Task prompt ::
Check each line of the data below for the word "runs", then extract the ones that have it.

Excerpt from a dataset
>> Begin
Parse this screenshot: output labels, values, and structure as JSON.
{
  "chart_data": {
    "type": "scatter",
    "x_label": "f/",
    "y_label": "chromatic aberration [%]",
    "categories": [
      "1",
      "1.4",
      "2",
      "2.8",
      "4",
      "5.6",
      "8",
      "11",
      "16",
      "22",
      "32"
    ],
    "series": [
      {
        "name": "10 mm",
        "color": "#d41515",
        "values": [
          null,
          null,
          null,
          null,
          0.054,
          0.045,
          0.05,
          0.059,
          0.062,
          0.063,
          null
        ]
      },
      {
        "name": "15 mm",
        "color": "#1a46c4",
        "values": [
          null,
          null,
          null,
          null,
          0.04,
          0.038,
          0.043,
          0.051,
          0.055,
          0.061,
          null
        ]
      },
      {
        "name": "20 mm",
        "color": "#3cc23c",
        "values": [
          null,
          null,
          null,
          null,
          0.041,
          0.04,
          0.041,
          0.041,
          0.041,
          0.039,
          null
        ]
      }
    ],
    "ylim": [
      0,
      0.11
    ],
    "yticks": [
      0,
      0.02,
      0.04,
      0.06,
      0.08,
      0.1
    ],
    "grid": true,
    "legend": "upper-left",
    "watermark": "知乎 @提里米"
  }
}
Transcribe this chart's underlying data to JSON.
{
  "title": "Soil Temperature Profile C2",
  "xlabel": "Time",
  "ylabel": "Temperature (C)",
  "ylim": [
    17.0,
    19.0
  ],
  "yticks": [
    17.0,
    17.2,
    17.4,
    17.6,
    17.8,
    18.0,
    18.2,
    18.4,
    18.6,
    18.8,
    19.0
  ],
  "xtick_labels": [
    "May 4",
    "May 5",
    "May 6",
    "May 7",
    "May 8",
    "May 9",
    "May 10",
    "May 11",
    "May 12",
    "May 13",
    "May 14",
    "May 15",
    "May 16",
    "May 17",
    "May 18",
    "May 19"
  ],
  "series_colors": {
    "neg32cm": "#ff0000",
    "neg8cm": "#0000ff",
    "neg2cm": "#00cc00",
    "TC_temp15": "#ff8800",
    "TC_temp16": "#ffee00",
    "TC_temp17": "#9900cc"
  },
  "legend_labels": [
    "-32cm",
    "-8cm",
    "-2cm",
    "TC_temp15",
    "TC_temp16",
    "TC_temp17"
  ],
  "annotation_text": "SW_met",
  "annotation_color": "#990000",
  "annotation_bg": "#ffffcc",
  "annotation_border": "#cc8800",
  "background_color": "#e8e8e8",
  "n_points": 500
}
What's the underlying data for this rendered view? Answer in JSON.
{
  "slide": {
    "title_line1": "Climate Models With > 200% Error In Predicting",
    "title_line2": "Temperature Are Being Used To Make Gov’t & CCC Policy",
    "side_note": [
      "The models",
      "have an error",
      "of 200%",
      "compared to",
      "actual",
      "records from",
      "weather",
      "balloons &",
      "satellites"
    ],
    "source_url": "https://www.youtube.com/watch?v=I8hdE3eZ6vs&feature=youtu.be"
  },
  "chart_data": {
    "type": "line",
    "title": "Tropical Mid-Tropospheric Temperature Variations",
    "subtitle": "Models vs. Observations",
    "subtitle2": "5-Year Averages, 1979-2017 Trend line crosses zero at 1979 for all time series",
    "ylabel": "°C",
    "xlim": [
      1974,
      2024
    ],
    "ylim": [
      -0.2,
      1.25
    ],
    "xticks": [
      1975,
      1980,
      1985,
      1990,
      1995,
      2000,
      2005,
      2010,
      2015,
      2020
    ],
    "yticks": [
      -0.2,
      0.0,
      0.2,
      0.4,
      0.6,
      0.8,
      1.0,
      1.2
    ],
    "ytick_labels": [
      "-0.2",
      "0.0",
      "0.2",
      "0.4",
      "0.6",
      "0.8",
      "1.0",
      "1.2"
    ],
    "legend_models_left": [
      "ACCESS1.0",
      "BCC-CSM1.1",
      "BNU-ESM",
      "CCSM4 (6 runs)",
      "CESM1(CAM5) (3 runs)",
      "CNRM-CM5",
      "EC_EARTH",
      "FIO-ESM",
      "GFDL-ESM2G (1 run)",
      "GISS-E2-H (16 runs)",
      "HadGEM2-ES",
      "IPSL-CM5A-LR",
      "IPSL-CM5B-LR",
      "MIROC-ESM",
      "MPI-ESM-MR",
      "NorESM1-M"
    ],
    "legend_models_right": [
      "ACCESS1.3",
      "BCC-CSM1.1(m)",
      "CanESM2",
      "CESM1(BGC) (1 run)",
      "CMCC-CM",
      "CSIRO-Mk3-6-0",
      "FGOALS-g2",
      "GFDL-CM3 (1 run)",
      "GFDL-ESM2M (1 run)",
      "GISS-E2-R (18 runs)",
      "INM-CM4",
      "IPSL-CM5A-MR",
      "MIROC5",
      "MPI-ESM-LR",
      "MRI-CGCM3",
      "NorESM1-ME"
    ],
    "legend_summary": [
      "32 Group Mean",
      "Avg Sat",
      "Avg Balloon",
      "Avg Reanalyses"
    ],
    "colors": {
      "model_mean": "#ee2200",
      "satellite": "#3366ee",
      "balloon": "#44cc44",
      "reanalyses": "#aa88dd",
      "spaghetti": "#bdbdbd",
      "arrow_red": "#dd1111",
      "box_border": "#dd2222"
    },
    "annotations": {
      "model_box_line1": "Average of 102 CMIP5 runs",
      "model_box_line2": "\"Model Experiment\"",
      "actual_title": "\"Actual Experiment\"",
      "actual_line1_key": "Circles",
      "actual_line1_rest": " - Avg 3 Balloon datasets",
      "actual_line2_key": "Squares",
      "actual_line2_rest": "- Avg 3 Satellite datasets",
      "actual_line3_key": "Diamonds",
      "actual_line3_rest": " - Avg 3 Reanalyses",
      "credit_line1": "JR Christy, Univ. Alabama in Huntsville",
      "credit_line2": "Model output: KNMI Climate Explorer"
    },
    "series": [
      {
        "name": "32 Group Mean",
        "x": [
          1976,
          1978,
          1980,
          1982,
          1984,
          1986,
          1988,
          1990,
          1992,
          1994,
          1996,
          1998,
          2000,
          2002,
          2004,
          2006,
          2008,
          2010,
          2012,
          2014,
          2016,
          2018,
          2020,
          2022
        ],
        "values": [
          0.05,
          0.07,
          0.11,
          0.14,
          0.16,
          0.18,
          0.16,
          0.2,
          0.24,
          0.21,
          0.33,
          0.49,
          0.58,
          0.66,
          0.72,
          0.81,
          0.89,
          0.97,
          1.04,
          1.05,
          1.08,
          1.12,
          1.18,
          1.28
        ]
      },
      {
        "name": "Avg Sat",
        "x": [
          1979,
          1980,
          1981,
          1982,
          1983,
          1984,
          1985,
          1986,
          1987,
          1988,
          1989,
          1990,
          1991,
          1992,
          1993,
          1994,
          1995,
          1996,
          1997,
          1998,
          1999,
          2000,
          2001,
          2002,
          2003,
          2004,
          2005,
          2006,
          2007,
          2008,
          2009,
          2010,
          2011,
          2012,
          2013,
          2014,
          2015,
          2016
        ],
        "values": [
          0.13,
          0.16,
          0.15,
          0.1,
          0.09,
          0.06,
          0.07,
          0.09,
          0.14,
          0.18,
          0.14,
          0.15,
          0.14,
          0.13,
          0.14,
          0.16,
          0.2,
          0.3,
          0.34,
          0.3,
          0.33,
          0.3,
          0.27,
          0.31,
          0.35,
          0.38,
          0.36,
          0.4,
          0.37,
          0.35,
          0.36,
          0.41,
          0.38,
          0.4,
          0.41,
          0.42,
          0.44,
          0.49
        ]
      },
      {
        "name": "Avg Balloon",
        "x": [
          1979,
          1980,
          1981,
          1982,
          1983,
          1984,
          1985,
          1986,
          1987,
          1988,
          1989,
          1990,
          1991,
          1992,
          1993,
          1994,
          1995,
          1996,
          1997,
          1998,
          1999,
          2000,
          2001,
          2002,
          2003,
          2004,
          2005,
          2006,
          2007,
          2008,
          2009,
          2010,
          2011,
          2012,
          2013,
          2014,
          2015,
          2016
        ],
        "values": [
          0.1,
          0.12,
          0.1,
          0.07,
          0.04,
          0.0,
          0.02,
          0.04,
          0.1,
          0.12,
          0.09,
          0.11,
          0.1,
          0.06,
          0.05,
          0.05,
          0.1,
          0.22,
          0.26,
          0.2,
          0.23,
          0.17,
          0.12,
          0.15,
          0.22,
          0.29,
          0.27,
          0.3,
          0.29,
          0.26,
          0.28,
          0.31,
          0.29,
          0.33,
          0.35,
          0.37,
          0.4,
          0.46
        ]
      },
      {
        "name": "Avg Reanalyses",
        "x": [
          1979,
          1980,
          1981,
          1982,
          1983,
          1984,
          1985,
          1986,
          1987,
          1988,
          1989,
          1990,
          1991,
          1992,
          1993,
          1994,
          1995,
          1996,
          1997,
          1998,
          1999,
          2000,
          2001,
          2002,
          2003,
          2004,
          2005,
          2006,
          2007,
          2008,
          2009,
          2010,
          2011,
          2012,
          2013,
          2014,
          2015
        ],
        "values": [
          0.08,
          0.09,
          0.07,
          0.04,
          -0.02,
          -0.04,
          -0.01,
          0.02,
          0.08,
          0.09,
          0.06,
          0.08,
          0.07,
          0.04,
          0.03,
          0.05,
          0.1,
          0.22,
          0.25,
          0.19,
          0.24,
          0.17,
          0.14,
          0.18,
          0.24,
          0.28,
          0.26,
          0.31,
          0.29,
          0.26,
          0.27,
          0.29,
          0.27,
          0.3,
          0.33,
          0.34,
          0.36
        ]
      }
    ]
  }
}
>> End
Response to the task ::
      "CCSM4 (6 runs)",
      "CESM1(CAM5) (3 runs)",
      "GISS-E2-H (16 runs)",
      "GISS-E2-R (18 runs)",
      "model_box_line1": "Average of 102 CMIP5 runs",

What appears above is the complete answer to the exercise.